START Records provided

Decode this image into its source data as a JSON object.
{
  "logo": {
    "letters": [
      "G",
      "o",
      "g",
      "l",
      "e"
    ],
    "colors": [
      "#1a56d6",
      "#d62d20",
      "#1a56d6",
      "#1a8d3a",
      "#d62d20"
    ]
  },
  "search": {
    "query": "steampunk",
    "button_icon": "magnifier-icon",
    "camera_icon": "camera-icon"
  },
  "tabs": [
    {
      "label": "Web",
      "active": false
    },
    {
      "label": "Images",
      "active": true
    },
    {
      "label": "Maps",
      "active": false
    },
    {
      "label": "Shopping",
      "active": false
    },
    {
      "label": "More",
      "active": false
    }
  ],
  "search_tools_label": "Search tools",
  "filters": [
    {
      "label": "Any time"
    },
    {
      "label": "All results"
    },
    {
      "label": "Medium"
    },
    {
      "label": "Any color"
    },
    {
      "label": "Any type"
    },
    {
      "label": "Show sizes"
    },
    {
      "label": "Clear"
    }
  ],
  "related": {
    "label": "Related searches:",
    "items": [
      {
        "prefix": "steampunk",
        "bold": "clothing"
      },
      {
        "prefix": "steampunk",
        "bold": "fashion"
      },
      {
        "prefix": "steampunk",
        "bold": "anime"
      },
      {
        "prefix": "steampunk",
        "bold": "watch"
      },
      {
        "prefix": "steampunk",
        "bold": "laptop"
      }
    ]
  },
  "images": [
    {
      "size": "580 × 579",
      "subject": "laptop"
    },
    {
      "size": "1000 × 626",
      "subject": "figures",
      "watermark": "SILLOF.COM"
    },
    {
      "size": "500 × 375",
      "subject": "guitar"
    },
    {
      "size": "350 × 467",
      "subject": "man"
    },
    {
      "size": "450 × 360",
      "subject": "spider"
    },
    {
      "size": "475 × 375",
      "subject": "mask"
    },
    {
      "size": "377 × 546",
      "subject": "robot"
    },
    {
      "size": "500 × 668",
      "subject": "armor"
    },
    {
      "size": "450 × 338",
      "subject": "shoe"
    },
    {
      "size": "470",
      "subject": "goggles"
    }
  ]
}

END Records provided

#### What this task involves:
Go through the listing and copy all of it exactly.

#### Result:
Decode this image into its source data as a JSON object.
{
  "logo": {
    "letters": [
      "G",
      "o",
      "g",
      "l",
      "e"
    ],
    "colors": [
      "#1a56d6",
      "#d62d20",
      "#1a56d6",
      "#1a8d3a",
      "#d62d20"
    ]
  },
  "search": {
    "query": "steampunk",
    "button_icon": "magnifier-icon",
    "camera_icon": "camera-icon"
  },
  "tabs": [
    {
      "label": "Web",
      "active": false
    },
    {
      "label": "Images",
      "active": true
    },
    {
      "label": "Maps",
      "active": false
    },
    {
      "label": "Shopping",
      "active": false
    },
    {
      "label": "More",
      "active": false
    }
  ],
  "search_tools_label": "Search tools",
  "filters": [
    {
      "label": "Any time"
    },
    {
      "label": "All results"
    },
    {
      "label": "Medium"
    },
    {
      "label": "Any color"
    },
    {
      "label": "Any type"
    },
    {
      "label": "Show sizes"
    },
    {
      "label": "Clear"
    }
  ],
  "related": {
    "label": "Related searches:",
    "items": [
      {
        "prefix": "steampunk",
        "bold": "clothing"
      },
      {
        "prefix": "steampunk",
        "bold": "fashion"
      },
      {
        "prefix": "steampunk",
        "bold": "anime"
      },
      {
        "prefix": "steampunk",
        "bold": "watch"
      },
      {
        "prefix": "steampunk",
        "bold": "laptop"
      }
    ]
  },
  "images": [
    {
      "size": "580 × 579",
      "subject": "laptop"
    },
    {
      "size": "1000 × 626",
      "subject": "figures",
      "watermark": "SILLOF.COM"
    },
    {
      "size": "500 × 375",
      "subject": "guitar"
    },
    {
      "size": "350 × 467",
      "subject": "man"
    },
    {
      "size": "450 × 360",
      "subject": "spider"
    },
    {
      "size": "475 × 375",
      "subject": "mask"
    },
    {
      "size": "377 × 546",
      "subject": "robot"
    },
    {
      "size": "500 × 668",
      "subject": "armor"
    },
    {
      "size": "450 × 338",
      "subject": "shoe"
    },
    {
      "size": "470",
      "subject": "goggles"
    }
  ]
}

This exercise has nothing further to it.